[Stored data]

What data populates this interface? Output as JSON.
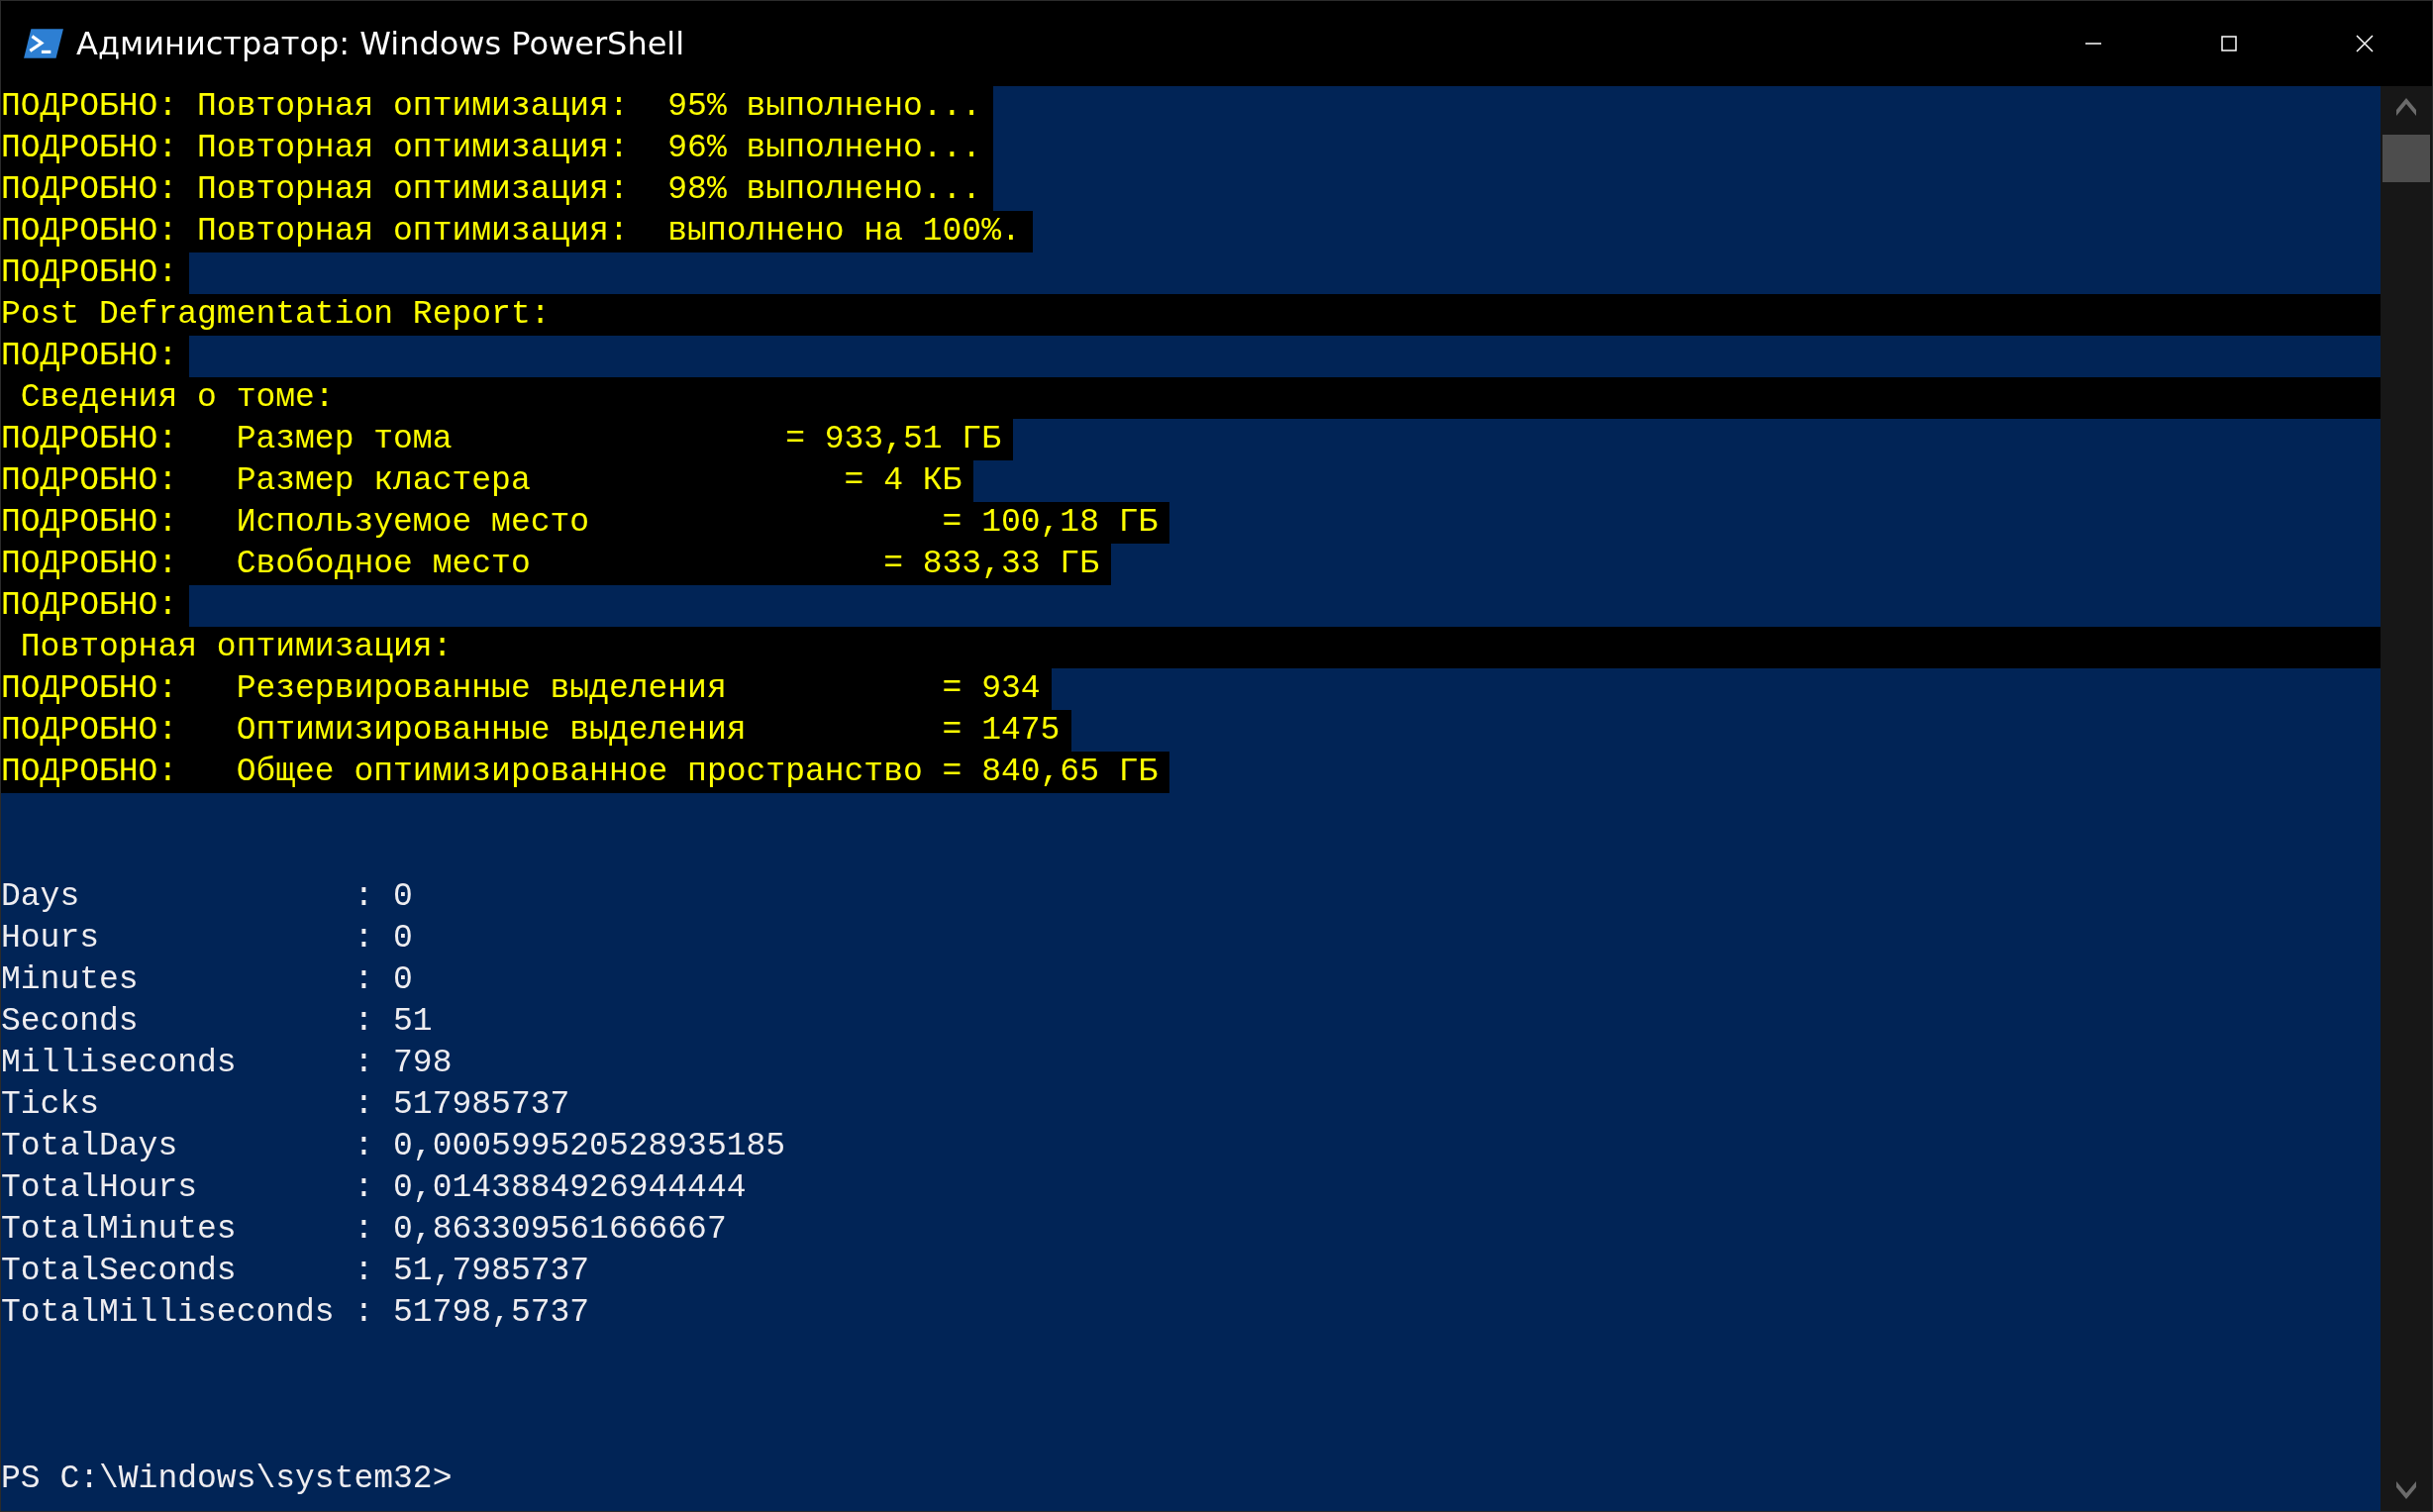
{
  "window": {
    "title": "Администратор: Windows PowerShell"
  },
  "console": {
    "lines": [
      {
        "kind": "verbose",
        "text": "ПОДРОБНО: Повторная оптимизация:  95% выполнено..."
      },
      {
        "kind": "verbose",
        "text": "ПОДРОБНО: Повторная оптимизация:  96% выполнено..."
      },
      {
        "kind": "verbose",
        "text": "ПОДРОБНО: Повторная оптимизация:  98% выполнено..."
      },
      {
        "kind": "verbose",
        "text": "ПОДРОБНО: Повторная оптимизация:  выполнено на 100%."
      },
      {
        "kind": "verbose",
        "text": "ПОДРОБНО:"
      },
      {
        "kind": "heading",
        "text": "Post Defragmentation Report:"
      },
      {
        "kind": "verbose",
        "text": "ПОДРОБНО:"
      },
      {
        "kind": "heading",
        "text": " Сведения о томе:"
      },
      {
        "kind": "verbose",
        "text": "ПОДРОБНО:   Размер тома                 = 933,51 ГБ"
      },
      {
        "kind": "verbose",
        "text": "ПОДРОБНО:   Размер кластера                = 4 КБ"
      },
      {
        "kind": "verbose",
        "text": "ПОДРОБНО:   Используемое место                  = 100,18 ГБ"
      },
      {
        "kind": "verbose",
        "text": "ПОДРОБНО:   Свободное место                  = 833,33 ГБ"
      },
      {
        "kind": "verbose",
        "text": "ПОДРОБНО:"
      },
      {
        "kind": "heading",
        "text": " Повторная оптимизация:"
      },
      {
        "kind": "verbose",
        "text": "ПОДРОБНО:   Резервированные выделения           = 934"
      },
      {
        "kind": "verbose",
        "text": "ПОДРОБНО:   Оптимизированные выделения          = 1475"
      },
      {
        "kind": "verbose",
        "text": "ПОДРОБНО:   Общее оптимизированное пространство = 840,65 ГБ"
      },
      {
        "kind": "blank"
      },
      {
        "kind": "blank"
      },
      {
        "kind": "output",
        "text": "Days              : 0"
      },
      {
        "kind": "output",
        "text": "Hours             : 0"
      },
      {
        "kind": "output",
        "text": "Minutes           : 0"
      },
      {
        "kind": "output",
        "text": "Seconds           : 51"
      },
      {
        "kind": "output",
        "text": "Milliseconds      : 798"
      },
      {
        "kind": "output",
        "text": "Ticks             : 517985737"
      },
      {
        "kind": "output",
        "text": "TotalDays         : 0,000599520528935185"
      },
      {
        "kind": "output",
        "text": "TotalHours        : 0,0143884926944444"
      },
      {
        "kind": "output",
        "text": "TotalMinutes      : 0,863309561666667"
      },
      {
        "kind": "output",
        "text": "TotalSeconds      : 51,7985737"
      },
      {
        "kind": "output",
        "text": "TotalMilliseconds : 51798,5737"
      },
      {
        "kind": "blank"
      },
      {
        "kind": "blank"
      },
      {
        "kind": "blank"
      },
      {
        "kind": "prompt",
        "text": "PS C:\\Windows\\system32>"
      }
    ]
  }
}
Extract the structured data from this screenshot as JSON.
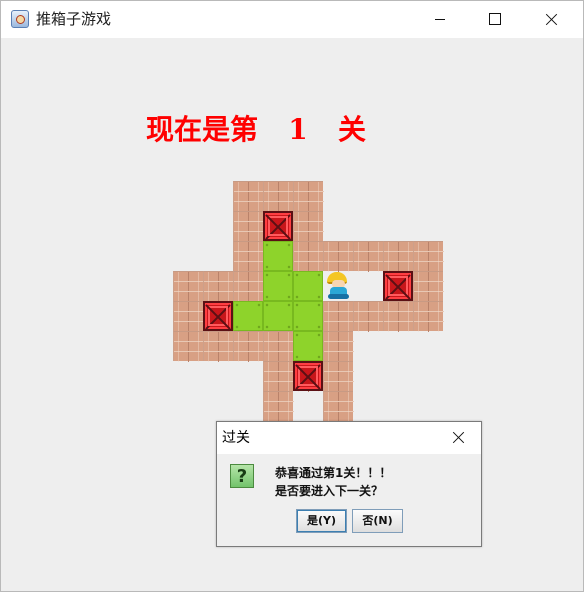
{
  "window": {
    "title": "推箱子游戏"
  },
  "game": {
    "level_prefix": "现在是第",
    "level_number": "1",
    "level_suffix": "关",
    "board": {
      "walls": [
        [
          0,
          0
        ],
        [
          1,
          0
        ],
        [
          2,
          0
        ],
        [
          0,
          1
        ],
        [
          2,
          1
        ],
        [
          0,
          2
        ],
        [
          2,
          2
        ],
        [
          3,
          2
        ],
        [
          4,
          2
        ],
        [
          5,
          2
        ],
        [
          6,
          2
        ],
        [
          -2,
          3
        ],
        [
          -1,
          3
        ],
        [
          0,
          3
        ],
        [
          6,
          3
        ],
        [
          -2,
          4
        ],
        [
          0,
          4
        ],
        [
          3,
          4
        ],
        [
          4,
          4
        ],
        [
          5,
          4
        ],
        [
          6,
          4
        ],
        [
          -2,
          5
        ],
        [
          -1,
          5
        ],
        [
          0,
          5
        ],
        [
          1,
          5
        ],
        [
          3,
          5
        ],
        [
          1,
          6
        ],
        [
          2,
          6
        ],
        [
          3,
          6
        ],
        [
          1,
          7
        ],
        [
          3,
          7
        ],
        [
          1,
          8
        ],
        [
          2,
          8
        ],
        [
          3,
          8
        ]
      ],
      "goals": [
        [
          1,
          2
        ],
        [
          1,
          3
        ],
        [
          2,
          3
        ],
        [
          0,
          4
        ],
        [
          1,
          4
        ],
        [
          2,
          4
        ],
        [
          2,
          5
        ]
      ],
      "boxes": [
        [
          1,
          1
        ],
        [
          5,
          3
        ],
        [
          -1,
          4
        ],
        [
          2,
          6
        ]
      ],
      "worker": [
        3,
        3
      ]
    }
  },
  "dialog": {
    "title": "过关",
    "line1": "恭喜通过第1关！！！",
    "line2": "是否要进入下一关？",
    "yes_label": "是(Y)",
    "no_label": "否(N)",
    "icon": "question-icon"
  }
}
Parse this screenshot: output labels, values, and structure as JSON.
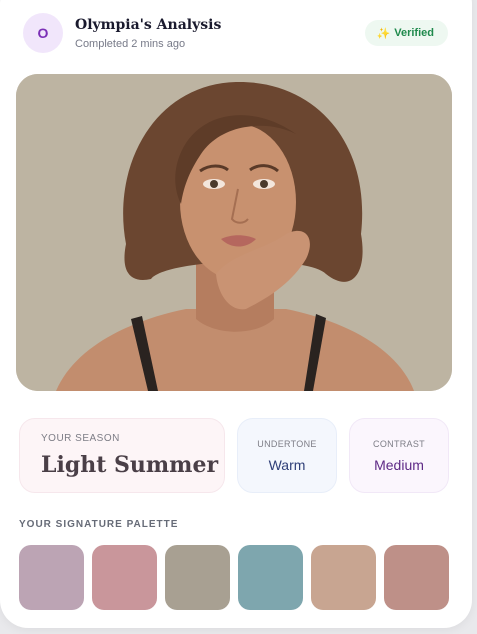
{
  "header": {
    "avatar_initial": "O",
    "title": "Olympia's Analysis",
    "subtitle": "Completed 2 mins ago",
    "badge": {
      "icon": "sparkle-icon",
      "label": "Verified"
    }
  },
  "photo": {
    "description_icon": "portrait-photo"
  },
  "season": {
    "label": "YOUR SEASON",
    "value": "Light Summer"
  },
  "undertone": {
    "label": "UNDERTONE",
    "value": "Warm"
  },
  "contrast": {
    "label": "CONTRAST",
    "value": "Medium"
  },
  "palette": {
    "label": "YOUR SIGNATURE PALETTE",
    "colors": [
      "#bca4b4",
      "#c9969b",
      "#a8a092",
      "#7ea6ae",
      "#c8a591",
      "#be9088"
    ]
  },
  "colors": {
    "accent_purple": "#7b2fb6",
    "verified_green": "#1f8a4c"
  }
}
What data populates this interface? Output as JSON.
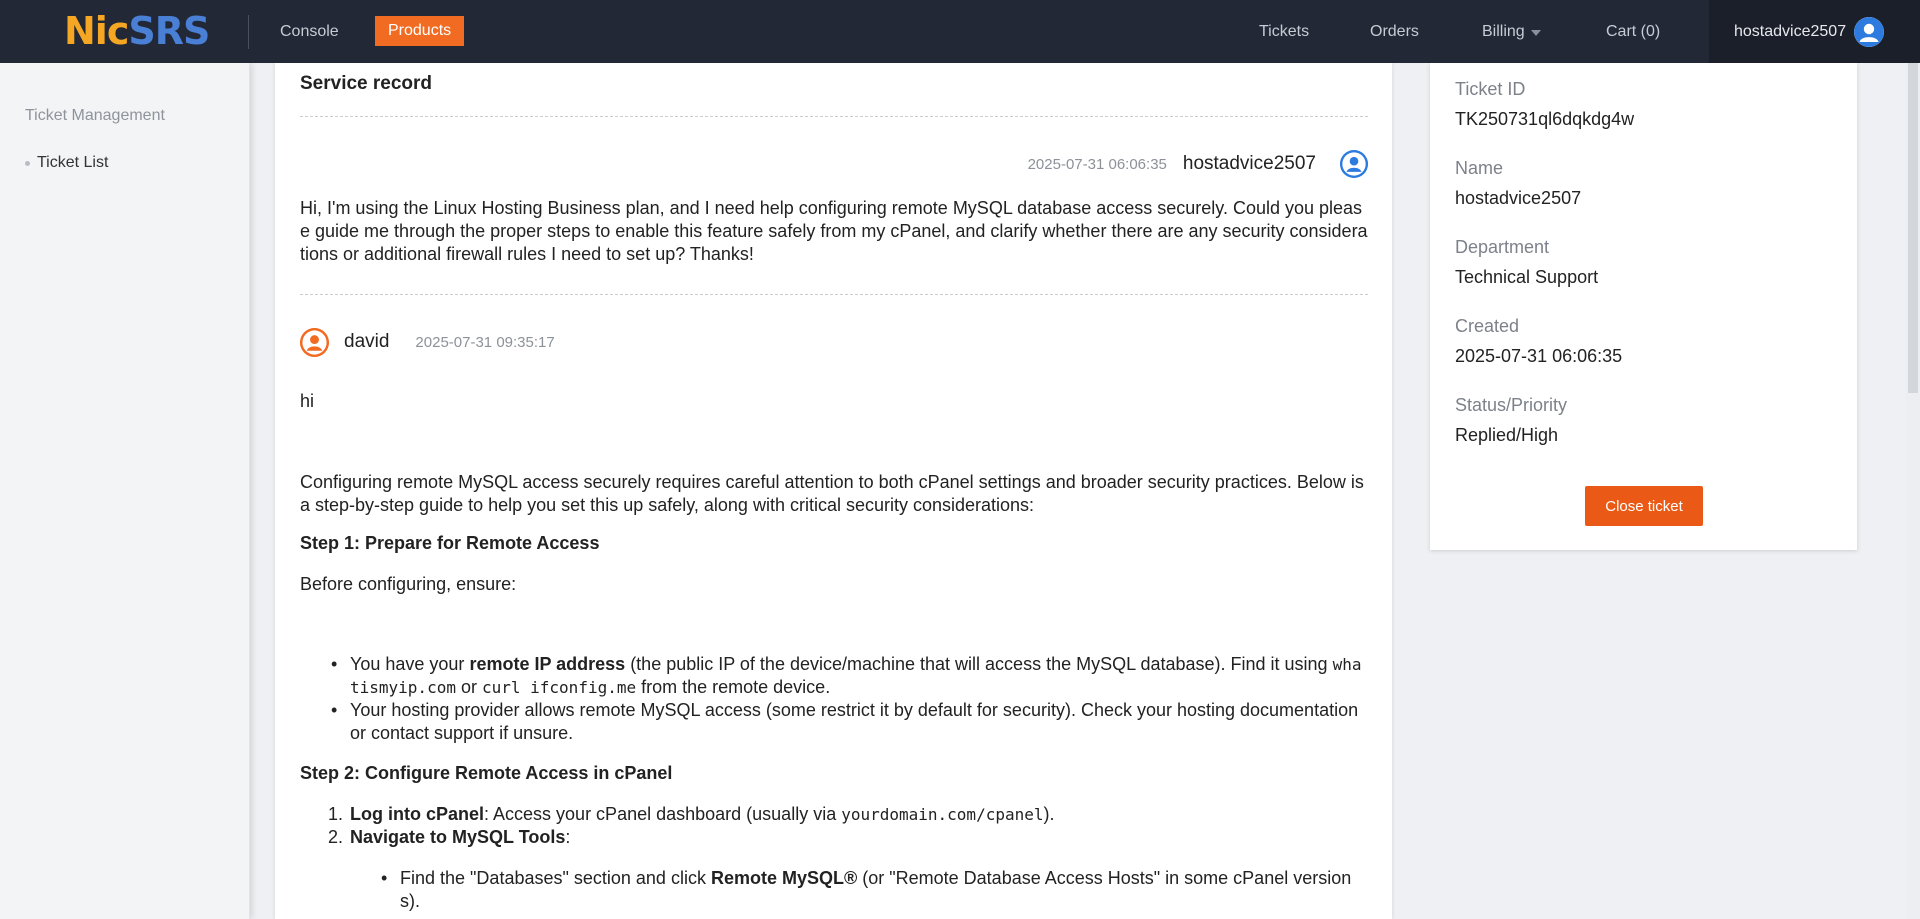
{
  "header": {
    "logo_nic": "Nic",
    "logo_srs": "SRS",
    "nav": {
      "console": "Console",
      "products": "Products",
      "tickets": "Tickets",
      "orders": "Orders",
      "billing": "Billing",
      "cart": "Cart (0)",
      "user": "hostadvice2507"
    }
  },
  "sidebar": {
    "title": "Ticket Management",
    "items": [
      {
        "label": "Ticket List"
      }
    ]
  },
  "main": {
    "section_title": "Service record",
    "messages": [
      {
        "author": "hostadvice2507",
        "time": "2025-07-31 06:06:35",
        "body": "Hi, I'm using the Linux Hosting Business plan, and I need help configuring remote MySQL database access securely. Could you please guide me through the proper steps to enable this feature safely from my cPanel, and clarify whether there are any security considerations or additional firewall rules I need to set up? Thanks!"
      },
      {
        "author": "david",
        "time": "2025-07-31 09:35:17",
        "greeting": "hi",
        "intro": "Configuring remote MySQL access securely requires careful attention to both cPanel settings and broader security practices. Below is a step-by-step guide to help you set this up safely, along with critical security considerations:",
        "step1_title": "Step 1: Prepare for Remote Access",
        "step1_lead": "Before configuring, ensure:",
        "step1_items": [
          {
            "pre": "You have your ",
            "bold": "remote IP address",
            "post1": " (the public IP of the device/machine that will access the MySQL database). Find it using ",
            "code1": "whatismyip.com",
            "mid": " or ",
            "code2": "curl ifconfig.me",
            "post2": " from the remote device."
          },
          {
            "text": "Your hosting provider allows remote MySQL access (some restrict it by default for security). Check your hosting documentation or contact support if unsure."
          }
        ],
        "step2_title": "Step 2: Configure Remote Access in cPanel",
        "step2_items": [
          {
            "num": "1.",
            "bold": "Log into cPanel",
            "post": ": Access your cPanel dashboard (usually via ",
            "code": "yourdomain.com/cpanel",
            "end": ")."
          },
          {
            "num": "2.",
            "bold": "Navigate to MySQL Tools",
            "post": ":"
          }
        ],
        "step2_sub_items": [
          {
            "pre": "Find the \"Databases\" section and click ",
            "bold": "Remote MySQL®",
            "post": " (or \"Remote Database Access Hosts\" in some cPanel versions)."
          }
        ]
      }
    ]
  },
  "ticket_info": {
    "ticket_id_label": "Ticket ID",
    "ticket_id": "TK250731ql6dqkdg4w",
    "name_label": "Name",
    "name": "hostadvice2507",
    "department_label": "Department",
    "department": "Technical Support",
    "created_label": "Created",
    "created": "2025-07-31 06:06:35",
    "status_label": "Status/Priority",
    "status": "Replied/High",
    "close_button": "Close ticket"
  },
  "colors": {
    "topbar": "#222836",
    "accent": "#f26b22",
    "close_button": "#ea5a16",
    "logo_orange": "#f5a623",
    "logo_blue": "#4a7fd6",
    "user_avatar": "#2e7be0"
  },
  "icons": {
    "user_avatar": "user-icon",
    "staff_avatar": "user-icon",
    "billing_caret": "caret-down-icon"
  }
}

* _The problem_
Find how many lines of the entries contain "some". Respond with the number only.

* _Solution_
2